▼

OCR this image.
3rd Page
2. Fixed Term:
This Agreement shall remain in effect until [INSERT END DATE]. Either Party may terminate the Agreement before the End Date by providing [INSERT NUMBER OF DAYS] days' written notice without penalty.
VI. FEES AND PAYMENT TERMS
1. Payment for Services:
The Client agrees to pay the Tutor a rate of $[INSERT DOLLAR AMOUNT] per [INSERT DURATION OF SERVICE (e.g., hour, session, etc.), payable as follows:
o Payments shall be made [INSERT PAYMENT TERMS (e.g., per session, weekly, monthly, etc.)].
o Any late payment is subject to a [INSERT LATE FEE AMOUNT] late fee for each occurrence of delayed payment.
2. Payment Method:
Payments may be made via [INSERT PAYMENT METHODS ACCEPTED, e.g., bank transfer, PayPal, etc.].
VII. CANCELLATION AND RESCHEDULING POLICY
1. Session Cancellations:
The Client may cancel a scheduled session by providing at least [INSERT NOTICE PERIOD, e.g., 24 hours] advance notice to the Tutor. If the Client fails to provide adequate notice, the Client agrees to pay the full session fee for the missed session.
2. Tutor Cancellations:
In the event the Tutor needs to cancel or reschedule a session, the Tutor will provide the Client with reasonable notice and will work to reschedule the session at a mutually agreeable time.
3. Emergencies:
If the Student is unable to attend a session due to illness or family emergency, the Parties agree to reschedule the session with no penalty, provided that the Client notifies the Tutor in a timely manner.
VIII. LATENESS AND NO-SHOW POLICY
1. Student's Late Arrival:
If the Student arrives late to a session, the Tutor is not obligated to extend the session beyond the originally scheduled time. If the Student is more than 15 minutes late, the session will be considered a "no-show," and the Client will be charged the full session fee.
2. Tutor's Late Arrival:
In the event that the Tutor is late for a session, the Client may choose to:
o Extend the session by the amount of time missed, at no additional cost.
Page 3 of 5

▲

_What is expected_: From the listing above, pick out each line where the word "missed" appears.

_Output for this exercise_:
The Client may cancel a scheduled session by providing at least [INSERT NOTICE PERIOD, e.g., 24 hours] advance notice to the Tutor. If the Client fails to provide adequate notice, the Client agrees to pay the full session fee for the missed session.
o Extend the session by the amount of time missed, at no additional cost.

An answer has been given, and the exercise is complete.